In the copy, include every entry exactly but none of the images.

Saved data entries
##############################

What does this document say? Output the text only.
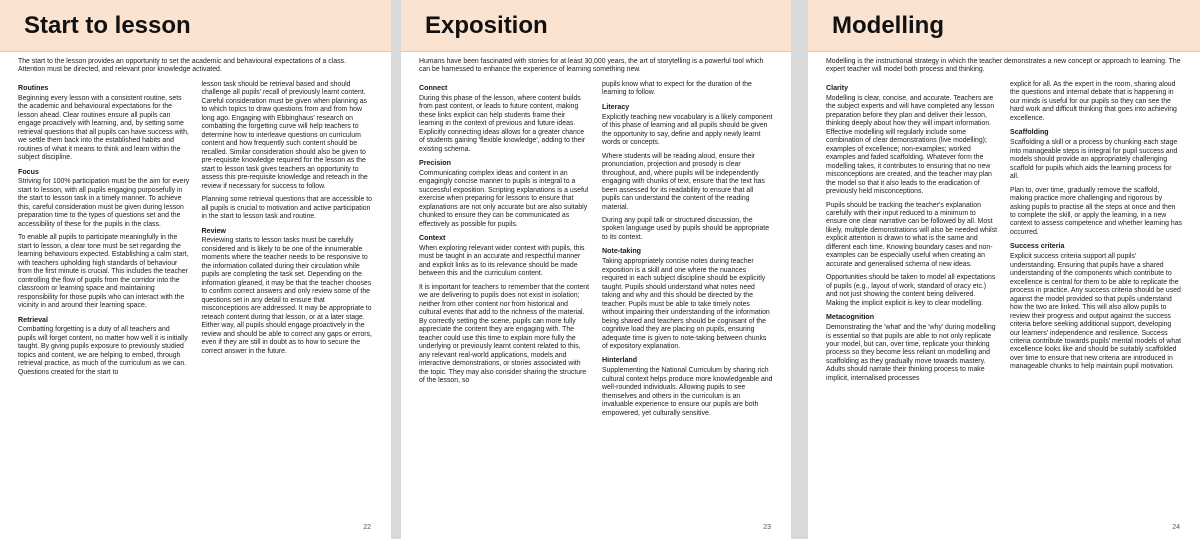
Start to lesson

The start to the lesson provides an opportunity to set the academic and behavioural expectations of a class. Attention must be directed, and relevant prior knowledge activated.

Routines

Beginning every lesson with a consistent routine, sets the academic and behavioural expectations for the lesson ahead. Clear routines ensure all pupils can engage proactively with learning, and, by setting some retrieval questions that all pupils can have success with, we settle them back into the established habits and routines of what it means to think and learn within the subject discipline.

Focus

Striving for 100% participation must be the aim for every start to lesson, with all pupils engaging purposefully in the start to lesson task in a timely manner. To achieve this, careful consideration must be given during lesson preparation time to the types of questions set and the accessibility of these for the pupils in the class.

To enable all pupils to participate meaningfully in the start to lesson, a clear tone must be set regarding the learning behaviours expected. Establishing a calm start, with teachers upholding high standards of behaviour from the first minute is crucial. This includes the teacher controlling the flow of pupils from the corridor into the classroom or learning space and maintaining responsibility for those pupils who can interact with the vicinity in and around their learning space.

Retrieval

Combatting forgetting is a duty of all teachers and pupils will forget content, no matter how well it is initially taught. By giving pupils exposure to previously studied topics and content, we are helping to embed, through retrieval practice, as much of the curriculum as we can. Questions created for the start to

lesson task should be retrieval based and should challenge all pupils' recall of previously learnt content. Careful consideration must be given when planning as to which topics to draw questions from and from how long ago. Engaging with Ebbinghaus' research on combatting the forgetting curve will help teachers to determine how to interleave questions on curriculum content and how frequently such content should be recalled. Similar consideration should also be given to pre-requisite knowledge required for the lesson as the start to lesson task gives teachers an opportunity to assess this pre-requisite knowledge and reteach in the review if necessary for success to follow.

Planning some retrieval questions that are accessible to all pupils is crucial to motivation and active participation in the start to lesson task and routine.

Review

Reviewing starts to lesson tasks must be carefully considered and is likely to be one of the innumerable moments where the teacher needs to be responsive to the information collated during their circulation while pupils are completing the task set. Depending on the information gleaned, it may be that the teacher chooses to confirm correct answers and only review some of the questions set in any detail to ensure that misconceptions are addressed. It may be appropriate to reteach content during that lesson, or at a later stage. Either way, all pupils should engage proactively in the review and should be able to correct any gaps or errors, even if they are still in doubt as to how to secure the correct answer in the future.

22
Exposition

Humans have been fascinated with stories for at least 30,000 years, the art of storytelling is a powerful tool which can be harnessed to enhance the experience of learning something new.

Connect

During this phase of the lesson, where content builds from past content, or leads to future content, making these links explicit can help students frame their learning in the context of previous and future ideas. Explicitly connecting ideas allows for a greater chance of students gaining 'flexible knowledge', adding to their existing schema.

Precision

Communicating complex ideas and content in an engagingly concise manner to pupils is integral to a successful exposition. Scripting explanations is a useful exercise when preparing for lessons to ensure that explanations are not only accurate but are also suitably chunked to ensure they can be communicated as effectively as possible for pupils.

Context

When exploring relevant wider context with pupils, this must be taught in an accurate and respectful manner and explicit links as to its relevance should be made between this and the curriculum content.

It is important for teachers to remember that the content we are delivering to pupils does not exist in isolation; neither from other content nor from historical and cultural events that add to the richness of the material. By correctly setting the scene, pupils can more fully appreciate the content they are engaging with. The teacher could use this time to explain more fully the underlying or previously learnt content related to this, any relevant real-world applications, models and interactive demonstrations, or stories associated with the topic. They may also consider sharing the structure of the lesson, so

pupils know what to expect for the duration of the learning to follow.

Literacy

Explicitly teaching new vocabulary is a likely component of this phase of learning and all pupils should be given the opportunity to say, define and apply newly learnt words or concepts.

Where students will be reading aloud, ensure their pronunciation, projection and prosody is clear throughout, and, where pupils will be independently engaging with chunks of text, ensure that the text has been assessed for its readability to ensure that all pupils can understand the content of the reading material.

During any pupil talk or structured discussion, the spoken language used by pupils should be appropriate to its context.

Note-taking

Taking appropriately concise notes during teacher exposition is a skill and one where the nuances required in each subject discipline should be explicitly taught. Pupils should understand what notes need taking and why and this should be directed by the teacher. Pupils must be able to take timely notes without impairing their understanding of the information being shared and teachers should be cognisant of the cognitive load they are placing on pupils, ensuring adequate time is given to note-taking between chunks of expository explanation.

Hinterland

Supplementing the National Curriculum by sharing rich cultural context helps produce more knowledgeable and well-rounded individuals. Allowing pupils to see themselves and others in the curriculum is an invaluable experience to ensure our pupils are both empowered, yet culturally sensitive.

23
Modelling

Modelling is the instructional strategy in which the teacher demonstrates a new concept or approach to learning. The expert teacher will model both process and thinking.

Clarity

Modelling is clear, concise, and accurate. Teachers are the subject experts and will have completed any lesson preparation before they plan and deliver their lesson, thinking deeply about how they will impart information. Effective modelling will regularly include some combination of clear demonstrations (live modelling); examples of excellence; non-examples; worked examples and faded scaffolding. Whatever form the modelling takes, it contributes to ensuring that no new misconceptions are created, and the teacher may plan the model so that it also leads to the eradication of previously held misconceptions.

Pupils should be tracking the teacher's explanation carefully with their input reduced to a minimum to ensure one clear narrative can be followed by all. Most likely, multiple demonstrations will also be needed whilst explicit attention is drawn to what is the same and different each time. Knowing boundary cases and non-examples can be especially useful when creating an accurate and generalised schema of new ideas.

Opportunities should be taken to model all expectations of pupils (e.g., layout of work, standard of oracy etc.) and not just showing the content being delivered. Making the implicit explicit is key to clear modelling.

Metacognition

Demonstrating the 'what' and the 'why' during modelling is essential so that pupils are able to not only replicate your model, but can, over time, replicate your thinking process so they become less reliant on modelling and scaffolding as they gradually move towards mastery. Adults should narrate their thinking process to make implicit, internalised processes

explicit for all. As the expert in the room, sharing aloud the questions and internal debate that is happening in our minds is useful for our pupils so they can see the hard work and difficult thinking that goes into achieving excellence.

Scaffolding

Scaffolding a skill or a process by chunking each stage into manageable steps is integral for pupil success and models should provide an appropriately challenging scaffold for pupils which aids the learning process for all.

Plan to, over time, gradually remove the scaffold, making practice more challenging and rigorous by asking pupils to practise all the steps at once and then to complete the skill, or apply the learning, in a new context to assess competence and whether learning has occurred.

Success criteria

Explicit success criteria support all pupils' understanding. Ensuring that pupils have a shared understanding of the components which contribute to excellence is central for them to be able to replicate the process in practice. Any success criteria should be used against the model provided so that pupils understand how the two are linked. This will also allow pupils to review their progress and output against the success criteria before seeking additional support, developing our learners' independence and resilience. Success criteria contribute towards pupils' mental models of what excellence looks like and should be suitably scaffolded over time to ensure that new criteria are introduced in manageable chunks to help maintain pupil motivation.

24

##############################

* Result
What does this document say? Output the text only.
Start to lesson

The start to the lesson provides an opportunity to set the academic and behavioural expectations of a class. Attention must be directed, and relevant prior knowledge activated.

Routines

Beginning every lesson with a consistent routine, sets the academic and behavioural expectations for the lesson ahead. Clear routines ensure all pupils can engage proactively with learning, and, by setting some retrieval questions that all pupils can have success with, we settle them back into the established habits and routines of what it means to think and learn within the subject discipline.

Focus

Striving for 100% participation must be the aim for every start to lesson, with all pupils engaging purposefully in the start to lesson task in a timely manner. To achieve this, careful consideration must be given during lesson preparation time to the types of questions set and the accessibility of these for the pupils in the class.

To enable all pupils to participate meaningfully in the start to lesson, a clear tone must be set regarding the learning behaviours expected. Establishing a calm start, with teachers upholding high standards of behaviour from the first minute is crucial. This includes the teacher controlling the flow of pupils from the corridor into the classroom or learning space and maintaining responsibility for those pupils who can interact with the vicinity in and around their learning space.

Retrieval

Combatting forgetting is a duty of all teachers and pupils will forget content, no matter how well it is initially taught. By giving pupils exposure to previously studied topics and content, we are helping to embed, through retrieval practice, as much of the curriculum as we can. Questions created for the start to

lesson task should be retrieval based and should challenge all pupils' recall of previously learnt content. Careful consideration must be given when planning as to which topics to draw questions from and from how long ago. Engaging with Ebbinghaus' research on combatting the forgetting curve will help teachers to determine how to interleave questions on curriculum content and how frequently such content should be recalled. Similar consideration should also be given to pre-requisite knowledge required for the lesson as the start to lesson task gives teachers an opportunity to assess this pre-requisite knowledge and reteach in the review if necessary for success to follow.

Planning some retrieval questions that are accessible to all pupils is crucial to motivation and active participation in the start to lesson task and routine.

Review

Reviewing starts to lesson tasks must be carefully considered and is likely to be one of the innumerable moments where the teacher needs to be responsive to the information collated during their circulation while pupils are completing the task set. Depending on the information gleaned, it may be that the teacher chooses to confirm correct answers and only review some of the questions set in any detail to ensure that misconceptions are addressed. It may be appropriate to reteach content during that lesson, or at a later stage. Either way, all pupils should engage proactively in the review and should be able to correct any gaps or errors, even if they are still in doubt as to how to secure the correct answer in the future.

22
Exposition

Humans have been fascinated with stories for at least 30,000 years, the art of storytelling is a powerful tool which can be harnessed to enhance the experience of learning something new.

Connect

During this phase of the lesson, where content builds from past content, or leads to future content, making these links explicit can help students frame their learning in the context of previous and future ideas. Explicitly connecting ideas allows for a greater chance of students gaining 'flexible knowledge', adding to their existing schema.

Precision

Communicating complex ideas and content in an engagingly concise manner to pupils is integral to a successful exposition. Scripting explanations is a useful exercise when preparing for lessons to ensure that explanations are not only accurate but are also suitably chunked to ensure they can be communicated as effectively as possible for pupils.

Context

When exploring relevant wider context with pupils, this must be taught in an accurate and respectful manner and explicit links as to its relevance should be made between this and the curriculum content.

It is important for teachers to remember that the content we are delivering to pupils does not exist in isolation; neither from other content nor from historical and cultural events that add to the richness of the material. By correctly setting the scene, pupils can more fully appreciate the content they are engaging with. The teacher could use this time to explain more fully the underlying or previously learnt content related to this, any relevant real-world applications, models and interactive demonstrations, or stories associated with the topic. They may also consider sharing the structure of the lesson, so

pupils know what to expect for the duration of the learning to follow.

Literacy

Explicitly teaching new vocabulary is a likely component of this phase of learning and all pupils should be given the opportunity to say, define and apply newly learnt words or concepts.

Where students will be reading aloud, ensure their pronunciation, projection and prosody is clear throughout, and, where pupils will be independently engaging with chunks of text, ensure that the text has been assessed for its readability to ensure that all pupils can understand the content of the reading material.

During any pupil talk or structured discussion, the spoken language used by pupils should be appropriate to its context.

Note-taking

Taking appropriately concise notes during teacher exposition is a skill and one where the nuances required in each subject discipline should be explicitly taught. Pupils should understand what notes need taking and why and this should be directed by the teacher. Pupils must be able to take timely notes without impairing their understanding of the information being shared and teachers should be cognisant of the cognitive load they are placing on pupils, ensuring adequate time is given to note-taking between chunks of expository explanation.

Hinterland

Supplementing the National Curriculum by sharing rich cultural context helps produce more knowledgeable and well-rounded individuals. Allowing pupils to see themselves and others in the curriculum is an invaluable experience to ensure our pupils are both empowered, yet culturally sensitive.

23
Modelling

Modelling is the instructional strategy in which the teacher demonstrates a new concept or approach to learning. The expert teacher will model both process and thinking.

Clarity

Modelling is clear, concise, and accurate. Teachers are the subject experts and will have completed any lesson preparation before they plan and deliver their lesson, thinking deeply about how they will impart information. Effective modelling will regularly include some combination of clear demonstrations (live modelling); examples of excellence; non-examples; worked examples and faded scaffolding. Whatever form the modelling takes, it contributes to ensuring that no new misconceptions are created, and the teacher may plan the model so that it also leads to the eradication of previously held misconceptions.

Pupils should be tracking the teacher's explanation carefully with their input reduced to a minimum to ensure one clear narrative can be followed by all. Most likely, multiple demonstrations will also be needed whilst explicit attention is drawn to what is the same and different each time. Knowing boundary cases and non-examples can be especially useful when creating an accurate and generalised schema of new ideas.

Opportunities should be taken to model all expectations of pupils (e.g., layout of work, standard of oracy etc.) and not just showing the content being delivered. Making the implicit explicit is key to clear modelling.

Metacognition

Demonstrating the 'what' and the 'why' during modelling is essential so that pupils are able to not only replicate your model, but can, over time, replicate your thinking process so they become less reliant on modelling and scaffolding as they gradually move towards mastery. Adults should narrate their thinking process to make implicit, internalised processes

explicit for all. As the expert in the room, sharing aloud the questions and internal debate that is happening in our minds is useful for our pupils so they can see the hard work and difficult thinking that goes into achieving excellence.

Scaffolding

Scaffolding a skill or a process by chunking each stage into manageable steps is integral for pupil success and models should provide an appropriately challenging scaffold for pupils which aids the learning process for all.

Plan to, over time, gradually remove the scaffold, making practice more challenging and rigorous by asking pupils to practise all the steps at once and then to complete the skill, or apply the learning, in a new context to assess competence and whether learning has occurred.

Success criteria

Explicit success criteria support all pupils' understanding. Ensuring that pupils have a shared understanding of the components which contribute to excellence is central for them to be able to replicate the process in practice. Any success criteria should be used against the model provided so that pupils understand how the two are linked. This will also allow pupils to review their progress and output against the success criteria before seeking additional support, developing our learners' independence and resilience. Success criteria contribute towards pupils' mental models of what excellence looks like and should be suitably scaffolded over time to ensure that new criteria are introduced in manageable chunks to help maintain pupil motivation.

24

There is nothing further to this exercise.